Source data
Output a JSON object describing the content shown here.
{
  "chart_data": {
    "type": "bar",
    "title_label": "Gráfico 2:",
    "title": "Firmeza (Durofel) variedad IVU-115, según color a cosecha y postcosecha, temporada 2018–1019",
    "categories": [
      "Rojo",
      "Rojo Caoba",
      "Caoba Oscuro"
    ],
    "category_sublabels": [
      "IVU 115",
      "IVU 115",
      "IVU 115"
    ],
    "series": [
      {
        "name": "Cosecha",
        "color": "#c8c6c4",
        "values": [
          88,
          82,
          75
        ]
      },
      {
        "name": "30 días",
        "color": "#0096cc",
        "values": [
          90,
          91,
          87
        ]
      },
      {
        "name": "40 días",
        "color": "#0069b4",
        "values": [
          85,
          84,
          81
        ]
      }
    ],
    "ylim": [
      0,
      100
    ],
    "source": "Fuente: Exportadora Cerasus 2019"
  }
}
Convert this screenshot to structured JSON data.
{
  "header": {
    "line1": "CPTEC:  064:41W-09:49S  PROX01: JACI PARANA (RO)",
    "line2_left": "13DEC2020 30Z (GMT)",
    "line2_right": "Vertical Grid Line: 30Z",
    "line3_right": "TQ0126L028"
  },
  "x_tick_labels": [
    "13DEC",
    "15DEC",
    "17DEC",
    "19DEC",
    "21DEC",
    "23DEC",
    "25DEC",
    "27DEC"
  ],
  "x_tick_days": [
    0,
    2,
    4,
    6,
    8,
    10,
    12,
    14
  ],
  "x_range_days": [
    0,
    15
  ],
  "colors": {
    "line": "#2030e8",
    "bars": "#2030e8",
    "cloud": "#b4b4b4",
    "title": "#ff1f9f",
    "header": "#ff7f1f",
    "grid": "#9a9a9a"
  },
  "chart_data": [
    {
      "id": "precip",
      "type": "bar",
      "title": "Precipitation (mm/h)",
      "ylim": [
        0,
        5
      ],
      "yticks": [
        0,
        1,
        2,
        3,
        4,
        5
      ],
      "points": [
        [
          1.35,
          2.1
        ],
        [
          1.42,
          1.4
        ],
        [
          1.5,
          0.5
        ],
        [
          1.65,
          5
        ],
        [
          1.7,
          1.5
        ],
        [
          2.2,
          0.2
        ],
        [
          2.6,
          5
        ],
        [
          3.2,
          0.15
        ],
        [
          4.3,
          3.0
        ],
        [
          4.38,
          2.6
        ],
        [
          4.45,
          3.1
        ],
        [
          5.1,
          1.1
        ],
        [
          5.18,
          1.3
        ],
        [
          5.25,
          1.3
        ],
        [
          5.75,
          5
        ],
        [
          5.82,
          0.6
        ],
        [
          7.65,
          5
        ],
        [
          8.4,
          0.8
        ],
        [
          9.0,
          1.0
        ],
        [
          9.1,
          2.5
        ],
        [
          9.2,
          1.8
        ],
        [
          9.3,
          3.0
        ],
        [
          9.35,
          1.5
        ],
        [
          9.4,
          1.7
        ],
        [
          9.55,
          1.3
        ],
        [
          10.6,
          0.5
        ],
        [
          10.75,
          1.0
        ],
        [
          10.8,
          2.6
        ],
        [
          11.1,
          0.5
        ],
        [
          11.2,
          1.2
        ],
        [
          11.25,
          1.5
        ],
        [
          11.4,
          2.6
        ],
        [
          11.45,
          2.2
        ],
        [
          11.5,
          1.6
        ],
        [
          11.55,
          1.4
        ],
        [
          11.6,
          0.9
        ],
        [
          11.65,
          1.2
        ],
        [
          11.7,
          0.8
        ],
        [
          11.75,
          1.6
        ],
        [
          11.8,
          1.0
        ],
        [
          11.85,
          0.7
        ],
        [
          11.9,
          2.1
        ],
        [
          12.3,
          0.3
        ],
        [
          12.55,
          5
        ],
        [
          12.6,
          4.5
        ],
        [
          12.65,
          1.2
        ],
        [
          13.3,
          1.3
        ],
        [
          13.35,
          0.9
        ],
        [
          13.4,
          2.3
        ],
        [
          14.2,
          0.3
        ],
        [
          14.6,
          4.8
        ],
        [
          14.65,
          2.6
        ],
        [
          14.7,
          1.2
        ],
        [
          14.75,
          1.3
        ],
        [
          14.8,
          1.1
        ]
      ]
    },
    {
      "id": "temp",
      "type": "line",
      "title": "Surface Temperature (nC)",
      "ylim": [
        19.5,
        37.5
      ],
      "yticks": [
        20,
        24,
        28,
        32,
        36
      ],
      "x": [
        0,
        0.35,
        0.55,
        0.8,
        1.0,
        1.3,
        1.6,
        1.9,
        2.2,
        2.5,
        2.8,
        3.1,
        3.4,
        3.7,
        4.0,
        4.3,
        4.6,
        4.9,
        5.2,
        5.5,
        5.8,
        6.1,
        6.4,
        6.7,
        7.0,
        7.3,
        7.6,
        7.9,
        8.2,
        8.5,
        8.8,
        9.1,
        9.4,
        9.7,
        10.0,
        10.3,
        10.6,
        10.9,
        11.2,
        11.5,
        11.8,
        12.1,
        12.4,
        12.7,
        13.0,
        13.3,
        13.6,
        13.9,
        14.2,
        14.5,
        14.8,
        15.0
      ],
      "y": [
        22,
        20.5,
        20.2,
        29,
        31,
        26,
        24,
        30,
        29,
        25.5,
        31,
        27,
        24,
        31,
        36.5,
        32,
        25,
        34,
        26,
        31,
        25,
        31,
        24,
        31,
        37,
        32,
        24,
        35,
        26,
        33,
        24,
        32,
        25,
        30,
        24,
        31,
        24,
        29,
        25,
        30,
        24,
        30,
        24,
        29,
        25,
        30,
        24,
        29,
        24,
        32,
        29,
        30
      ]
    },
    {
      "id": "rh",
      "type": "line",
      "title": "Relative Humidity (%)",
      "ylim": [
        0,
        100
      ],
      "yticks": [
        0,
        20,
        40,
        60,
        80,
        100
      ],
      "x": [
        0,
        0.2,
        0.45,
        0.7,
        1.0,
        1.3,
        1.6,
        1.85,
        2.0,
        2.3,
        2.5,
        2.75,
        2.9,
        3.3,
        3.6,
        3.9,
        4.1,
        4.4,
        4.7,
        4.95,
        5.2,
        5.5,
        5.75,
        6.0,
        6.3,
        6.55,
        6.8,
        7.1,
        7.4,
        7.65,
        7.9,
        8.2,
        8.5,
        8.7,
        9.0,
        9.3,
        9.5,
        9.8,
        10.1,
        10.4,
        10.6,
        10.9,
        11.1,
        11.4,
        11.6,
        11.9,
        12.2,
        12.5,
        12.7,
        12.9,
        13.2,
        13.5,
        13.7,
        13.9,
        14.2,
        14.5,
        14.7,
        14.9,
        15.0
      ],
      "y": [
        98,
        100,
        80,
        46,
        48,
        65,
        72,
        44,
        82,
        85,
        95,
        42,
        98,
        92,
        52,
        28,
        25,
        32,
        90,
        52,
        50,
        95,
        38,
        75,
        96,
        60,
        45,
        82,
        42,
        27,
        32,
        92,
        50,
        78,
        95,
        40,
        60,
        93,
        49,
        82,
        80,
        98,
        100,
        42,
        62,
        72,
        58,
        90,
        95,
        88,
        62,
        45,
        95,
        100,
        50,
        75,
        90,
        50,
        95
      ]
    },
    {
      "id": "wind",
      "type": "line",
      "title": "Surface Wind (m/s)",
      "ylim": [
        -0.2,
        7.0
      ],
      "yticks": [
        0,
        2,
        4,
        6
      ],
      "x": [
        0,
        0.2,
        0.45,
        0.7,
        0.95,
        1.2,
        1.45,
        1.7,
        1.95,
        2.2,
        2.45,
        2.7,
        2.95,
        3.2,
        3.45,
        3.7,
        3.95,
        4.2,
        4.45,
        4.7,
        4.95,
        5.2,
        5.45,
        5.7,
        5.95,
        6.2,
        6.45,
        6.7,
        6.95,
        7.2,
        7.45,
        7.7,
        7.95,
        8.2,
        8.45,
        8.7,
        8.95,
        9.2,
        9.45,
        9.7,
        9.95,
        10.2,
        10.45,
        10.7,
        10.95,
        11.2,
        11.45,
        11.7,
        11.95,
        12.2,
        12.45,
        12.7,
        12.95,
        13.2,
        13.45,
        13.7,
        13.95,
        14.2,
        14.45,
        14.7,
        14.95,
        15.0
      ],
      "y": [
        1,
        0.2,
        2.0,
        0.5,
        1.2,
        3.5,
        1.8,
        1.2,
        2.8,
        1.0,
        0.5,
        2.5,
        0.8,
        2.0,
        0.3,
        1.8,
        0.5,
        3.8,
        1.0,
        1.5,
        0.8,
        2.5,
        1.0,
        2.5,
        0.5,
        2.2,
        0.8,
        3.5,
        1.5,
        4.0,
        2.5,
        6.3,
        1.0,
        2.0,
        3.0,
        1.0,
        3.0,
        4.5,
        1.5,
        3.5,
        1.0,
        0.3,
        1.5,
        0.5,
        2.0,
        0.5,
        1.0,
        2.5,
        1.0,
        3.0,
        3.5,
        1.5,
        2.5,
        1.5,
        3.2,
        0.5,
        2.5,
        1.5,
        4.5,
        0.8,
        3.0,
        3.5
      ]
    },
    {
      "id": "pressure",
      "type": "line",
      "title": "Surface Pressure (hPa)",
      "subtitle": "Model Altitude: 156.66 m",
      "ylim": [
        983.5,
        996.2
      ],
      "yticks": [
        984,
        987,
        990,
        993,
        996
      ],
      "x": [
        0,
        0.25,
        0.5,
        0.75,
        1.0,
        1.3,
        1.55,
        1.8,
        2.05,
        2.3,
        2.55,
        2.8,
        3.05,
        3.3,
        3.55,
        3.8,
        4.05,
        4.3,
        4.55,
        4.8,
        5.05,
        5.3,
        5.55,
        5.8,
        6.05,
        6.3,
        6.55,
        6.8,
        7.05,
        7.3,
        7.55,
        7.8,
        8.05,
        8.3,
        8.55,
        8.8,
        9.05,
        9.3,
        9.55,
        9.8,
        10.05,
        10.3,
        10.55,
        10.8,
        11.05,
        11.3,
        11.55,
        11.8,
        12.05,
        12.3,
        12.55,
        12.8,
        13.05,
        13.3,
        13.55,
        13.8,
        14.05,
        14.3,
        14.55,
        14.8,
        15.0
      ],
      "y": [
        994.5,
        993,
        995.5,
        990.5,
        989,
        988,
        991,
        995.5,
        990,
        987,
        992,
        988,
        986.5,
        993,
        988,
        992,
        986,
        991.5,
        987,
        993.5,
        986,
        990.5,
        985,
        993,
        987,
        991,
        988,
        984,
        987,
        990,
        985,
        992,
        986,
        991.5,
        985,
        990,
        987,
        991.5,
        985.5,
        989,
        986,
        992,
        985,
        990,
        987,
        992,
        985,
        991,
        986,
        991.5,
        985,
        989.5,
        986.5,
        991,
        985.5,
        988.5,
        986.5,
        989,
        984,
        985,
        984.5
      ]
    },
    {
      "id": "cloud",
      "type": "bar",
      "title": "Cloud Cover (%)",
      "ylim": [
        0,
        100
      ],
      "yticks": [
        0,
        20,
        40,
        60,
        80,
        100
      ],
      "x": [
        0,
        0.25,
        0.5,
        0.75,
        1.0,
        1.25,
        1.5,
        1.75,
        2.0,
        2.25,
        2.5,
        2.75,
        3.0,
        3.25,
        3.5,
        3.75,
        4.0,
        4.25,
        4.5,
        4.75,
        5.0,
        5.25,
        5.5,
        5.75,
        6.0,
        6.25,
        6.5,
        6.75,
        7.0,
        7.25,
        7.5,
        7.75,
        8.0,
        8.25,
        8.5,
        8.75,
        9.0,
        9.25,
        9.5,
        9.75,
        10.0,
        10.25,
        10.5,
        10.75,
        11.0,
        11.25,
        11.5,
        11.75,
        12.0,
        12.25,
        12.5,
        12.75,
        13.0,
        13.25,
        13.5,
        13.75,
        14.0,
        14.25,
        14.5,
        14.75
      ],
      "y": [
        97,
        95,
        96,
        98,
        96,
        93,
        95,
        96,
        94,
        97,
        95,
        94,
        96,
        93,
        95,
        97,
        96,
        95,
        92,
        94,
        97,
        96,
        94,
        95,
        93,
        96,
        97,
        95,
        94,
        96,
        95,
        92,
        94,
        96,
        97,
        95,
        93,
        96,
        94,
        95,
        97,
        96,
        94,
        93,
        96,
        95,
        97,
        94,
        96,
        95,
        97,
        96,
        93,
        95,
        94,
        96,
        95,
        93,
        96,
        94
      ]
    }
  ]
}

> **WHAT TO WORK ON**:
Which lines hold the word "Surface"? Return all of them from the records above.

> **ANSWER BELOW**:
      "title": "Surface Temperature (nC)",
      "title": "Surface Wind (m/s)",
      "title": "Surface Pressure (hPa)",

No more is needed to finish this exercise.